Description of the task
Write out all of the data without omission, exactly as shown.

Material for this exercise
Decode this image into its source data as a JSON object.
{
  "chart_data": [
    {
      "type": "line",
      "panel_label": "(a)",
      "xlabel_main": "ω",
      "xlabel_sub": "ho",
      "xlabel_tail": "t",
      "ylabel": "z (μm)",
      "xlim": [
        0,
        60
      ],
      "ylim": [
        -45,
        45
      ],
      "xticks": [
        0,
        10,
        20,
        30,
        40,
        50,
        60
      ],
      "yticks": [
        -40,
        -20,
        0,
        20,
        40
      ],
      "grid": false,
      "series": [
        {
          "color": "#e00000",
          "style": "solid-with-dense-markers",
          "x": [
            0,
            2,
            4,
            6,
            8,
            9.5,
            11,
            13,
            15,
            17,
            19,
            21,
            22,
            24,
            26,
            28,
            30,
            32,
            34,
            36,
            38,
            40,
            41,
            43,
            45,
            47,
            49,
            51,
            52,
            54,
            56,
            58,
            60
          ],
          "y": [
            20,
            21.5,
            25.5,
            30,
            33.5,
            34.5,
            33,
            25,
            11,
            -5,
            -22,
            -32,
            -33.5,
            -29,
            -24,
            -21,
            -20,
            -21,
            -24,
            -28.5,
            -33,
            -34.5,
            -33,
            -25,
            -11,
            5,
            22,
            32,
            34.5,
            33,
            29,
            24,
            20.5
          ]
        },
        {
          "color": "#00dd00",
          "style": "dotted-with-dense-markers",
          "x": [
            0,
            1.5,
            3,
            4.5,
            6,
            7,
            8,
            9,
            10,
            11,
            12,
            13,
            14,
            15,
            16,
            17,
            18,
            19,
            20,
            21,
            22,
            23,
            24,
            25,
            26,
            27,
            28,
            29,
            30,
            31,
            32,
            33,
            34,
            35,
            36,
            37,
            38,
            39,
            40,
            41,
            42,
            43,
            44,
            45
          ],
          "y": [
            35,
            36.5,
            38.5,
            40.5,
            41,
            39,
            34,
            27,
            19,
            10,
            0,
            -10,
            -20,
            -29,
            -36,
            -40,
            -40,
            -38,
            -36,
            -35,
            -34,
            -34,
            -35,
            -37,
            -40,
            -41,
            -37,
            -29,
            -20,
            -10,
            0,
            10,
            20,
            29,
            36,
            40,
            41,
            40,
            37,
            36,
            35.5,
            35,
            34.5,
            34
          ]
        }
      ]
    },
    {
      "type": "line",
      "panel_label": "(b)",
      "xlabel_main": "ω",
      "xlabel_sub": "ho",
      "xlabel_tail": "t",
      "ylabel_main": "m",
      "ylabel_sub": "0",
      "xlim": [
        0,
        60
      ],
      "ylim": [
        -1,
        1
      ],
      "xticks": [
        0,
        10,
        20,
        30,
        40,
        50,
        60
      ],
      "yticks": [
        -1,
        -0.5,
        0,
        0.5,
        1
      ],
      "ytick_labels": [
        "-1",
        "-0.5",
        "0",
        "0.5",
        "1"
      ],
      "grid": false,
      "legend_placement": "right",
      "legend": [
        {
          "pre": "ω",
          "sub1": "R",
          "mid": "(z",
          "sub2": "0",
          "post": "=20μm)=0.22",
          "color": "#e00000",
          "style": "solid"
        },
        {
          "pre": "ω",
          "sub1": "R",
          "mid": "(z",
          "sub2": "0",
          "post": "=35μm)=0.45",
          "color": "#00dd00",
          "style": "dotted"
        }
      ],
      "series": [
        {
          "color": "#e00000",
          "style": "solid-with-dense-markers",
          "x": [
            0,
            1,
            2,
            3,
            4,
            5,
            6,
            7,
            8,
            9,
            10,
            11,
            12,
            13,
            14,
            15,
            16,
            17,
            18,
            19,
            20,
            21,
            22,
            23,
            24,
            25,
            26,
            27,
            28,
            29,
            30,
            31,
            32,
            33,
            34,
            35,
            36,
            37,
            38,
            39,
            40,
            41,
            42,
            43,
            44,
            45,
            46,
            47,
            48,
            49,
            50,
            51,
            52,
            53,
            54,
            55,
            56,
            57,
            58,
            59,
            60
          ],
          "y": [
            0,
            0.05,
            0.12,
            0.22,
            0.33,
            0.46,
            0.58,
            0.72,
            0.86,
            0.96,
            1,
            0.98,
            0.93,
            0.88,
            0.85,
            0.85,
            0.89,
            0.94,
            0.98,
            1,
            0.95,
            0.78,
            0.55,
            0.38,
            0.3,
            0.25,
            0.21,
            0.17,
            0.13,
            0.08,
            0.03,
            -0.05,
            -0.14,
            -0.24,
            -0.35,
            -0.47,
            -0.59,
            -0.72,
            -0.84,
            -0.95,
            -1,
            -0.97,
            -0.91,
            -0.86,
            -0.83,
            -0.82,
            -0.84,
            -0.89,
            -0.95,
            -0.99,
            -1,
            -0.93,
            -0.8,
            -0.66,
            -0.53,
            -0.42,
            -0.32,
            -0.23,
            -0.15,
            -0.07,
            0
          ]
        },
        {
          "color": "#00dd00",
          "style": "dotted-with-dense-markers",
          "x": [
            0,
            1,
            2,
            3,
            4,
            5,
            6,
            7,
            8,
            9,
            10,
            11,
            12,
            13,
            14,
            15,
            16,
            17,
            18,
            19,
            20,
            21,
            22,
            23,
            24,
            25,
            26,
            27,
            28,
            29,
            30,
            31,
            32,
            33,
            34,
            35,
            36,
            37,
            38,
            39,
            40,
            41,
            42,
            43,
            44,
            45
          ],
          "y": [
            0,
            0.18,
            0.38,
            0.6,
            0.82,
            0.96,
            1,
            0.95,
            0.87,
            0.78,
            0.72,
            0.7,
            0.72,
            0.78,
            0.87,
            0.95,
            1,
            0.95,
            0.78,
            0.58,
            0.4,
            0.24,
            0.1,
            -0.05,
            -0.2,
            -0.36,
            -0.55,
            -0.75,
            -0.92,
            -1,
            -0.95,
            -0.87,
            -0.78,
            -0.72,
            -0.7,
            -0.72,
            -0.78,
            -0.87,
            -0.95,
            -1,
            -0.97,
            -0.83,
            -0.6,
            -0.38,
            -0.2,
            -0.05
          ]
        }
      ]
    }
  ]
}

Finished task
Decode this image into its source data as a JSON object.
{
  "chart_data": [
    {
      "type": "line",
      "panel_label": "(a)",
      "xlabel_main": "ω",
      "xlabel_sub": "ho",
      "xlabel_tail": "t",
      "ylabel": "z (μm)",
      "xlim": [
        0,
        60
      ],
      "ylim": [
        -45,
        45
      ],
      "xticks": [
        0,
        10,
        20,
        30,
        40,
        50,
        60
      ],
      "yticks": [
        -40,
        -20,
        0,
        20,
        40
      ],
      "grid": false,
      "series": [
        {
          "color": "#e00000",
          "style": "solid-with-dense-markers",
          "x": [
            0,
            2,
            4,
            6,
            8,
            9.5,
            11,
            13,
            15,
            17,
            19,
            21,
            22,
            24,
            26,
            28,
            30,
            32,
            34,
            36,
            38,
            40,
            41,
            43,
            45,
            47,
            49,
            51,
            52,
            54,
            56,
            58,
            60
          ],
          "y": [
            20,
            21.5,
            25.5,
            30,
            33.5,
            34.5,
            33,
            25,
            11,
            -5,
            -22,
            -32,
            -33.5,
            -29,
            -24,
            -21,
            -20,
            -21,
            -24,
            -28.5,
            -33,
            -34.5,
            -33,
            -25,
            -11,
            5,
            22,
            32,
            34.5,
            33,
            29,
            24,
            20.5
          ]
        },
        {
          "color": "#00dd00",
          "style": "dotted-with-dense-markers",
          "x": [
            0,
            1.5,
            3,
            4.5,
            6,
            7,
            8,
            9,
            10,
            11,
            12,
            13,
            14,
            15,
            16,
            17,
            18,
            19,
            20,
            21,
            22,
            23,
            24,
            25,
            26,
            27,
            28,
            29,
            30,
            31,
            32,
            33,
            34,
            35,
            36,
            37,
            38,
            39,
            40,
            41,
            42,
            43,
            44,
            45
          ],
          "y": [
            35,
            36.5,
            38.5,
            40.5,
            41,
            39,
            34,
            27,
            19,
            10,
            0,
            -10,
            -20,
            -29,
            -36,
            -40,
            -40,
            -38,
            -36,
            -35,
            -34,
            -34,
            -35,
            -37,
            -40,
            -41,
            -37,
            -29,
            -20,
            -10,
            0,
            10,
            20,
            29,
            36,
            40,
            41,
            40,
            37,
            36,
            35.5,
            35,
            34.5,
            34
          ]
        }
      ]
    },
    {
      "type": "line",
      "panel_label": "(b)",
      "xlabel_main": "ω",
      "xlabel_sub": "ho",
      "xlabel_tail": "t",
      "ylabel_main": "m",
      "ylabel_sub": "0",
      "xlim": [
        0,
        60
      ],
      "ylim": [
        -1,
        1
      ],
      "xticks": [
        0,
        10,
        20,
        30,
        40,
        50,
        60
      ],
      "yticks": [
        -1,
        -0.5,
        0,
        0.5,
        1
      ],
      "ytick_labels": [
        "-1",
        "-0.5",
        "0",
        "0.5",
        "1"
      ],
      "grid": false,
      "legend_placement": "right",
      "legend": [
        {
          "pre": "ω",
          "sub1": "R",
          "mid": "(z",
          "sub2": "0",
          "post": "=20μm)=0.22",
          "color": "#e00000",
          "style": "solid"
        },
        {
          "pre": "ω",
          "sub1": "R",
          "mid": "(z",
          "sub2": "0",
          "post": "=35μm)=0.45",
          "color": "#00dd00",
          "style": "dotted"
        }
      ],
      "series": [
        {
          "color": "#e00000",
          "style": "solid-with-dense-markers",
          "x": [
            0,
            1,
            2,
            3,
            4,
            5,
            6,
            7,
            8,
            9,
            10,
            11,
            12,
            13,
            14,
            15,
            16,
            17,
            18,
            19,
            20,
            21,
            22,
            23,
            24,
            25,
            26,
            27,
            28,
            29,
            30,
            31,
            32,
            33,
            34,
            35,
            36,
            37,
            38,
            39,
            40,
            41,
            42,
            43,
            44,
            45,
            46,
            47,
            48,
            49,
            50,
            51,
            52,
            53,
            54,
            55,
            56,
            57,
            58,
            59,
            60
          ],
          "y": [
            0,
            0.05,
            0.12,
            0.22,
            0.33,
            0.46,
            0.58,
            0.72,
            0.86,
            0.96,
            1,
            0.98,
            0.93,
            0.88,
            0.85,
            0.85,
            0.89,
            0.94,
            0.98,
            1,
            0.95,
            0.78,
            0.55,
            0.38,
            0.3,
            0.25,
            0.21,
            0.17,
            0.13,
            0.08,
            0.03,
            -0.05,
            -0.14,
            -0.24,
            -0.35,
            -0.47,
            -0.59,
            -0.72,
            -0.84,
            -0.95,
            -1,
            -0.97,
            -0.91,
            -0.86,
            -0.83,
            -0.82,
            -0.84,
            -0.89,
            -0.95,
            -0.99,
            -1,
            -0.93,
            -0.8,
            -0.66,
            -0.53,
            -0.42,
            -0.32,
            -0.23,
            -0.15,
            -0.07,
            0
          ]
        },
        {
          "color": "#00dd00",
          "style": "dotted-with-dense-markers",
          "x": [
            0,
            1,
            2,
            3,
            4,
            5,
            6,
            7,
            8,
            9,
            10,
            11,
            12,
            13,
            14,
            15,
            16,
            17,
            18,
            19,
            20,
            21,
            22,
            23,
            24,
            25,
            26,
            27,
            28,
            29,
            30,
            31,
            32,
            33,
            34,
            35,
            36,
            37,
            38,
            39,
            40,
            41,
            42,
            43,
            44,
            45
          ],
          "y": [
            0,
            0.18,
            0.38,
            0.6,
            0.82,
            0.96,
            1,
            0.95,
            0.87,
            0.78,
            0.72,
            0.7,
            0.72,
            0.78,
            0.87,
            0.95,
            1,
            0.95,
            0.78,
            0.58,
            0.4,
            0.24,
            0.1,
            -0.05,
            -0.2,
            -0.36,
            -0.55,
            -0.75,
            -0.92,
            -1,
            -0.95,
            -0.87,
            -0.78,
            -0.72,
            -0.7,
            -0.72,
            -0.78,
            -0.87,
            -0.95,
            -1,
            -0.97,
            -0.83,
            -0.6,
            -0.38,
            -0.2,
            -0.05
          ]
        }
      ]
    }
  ]
}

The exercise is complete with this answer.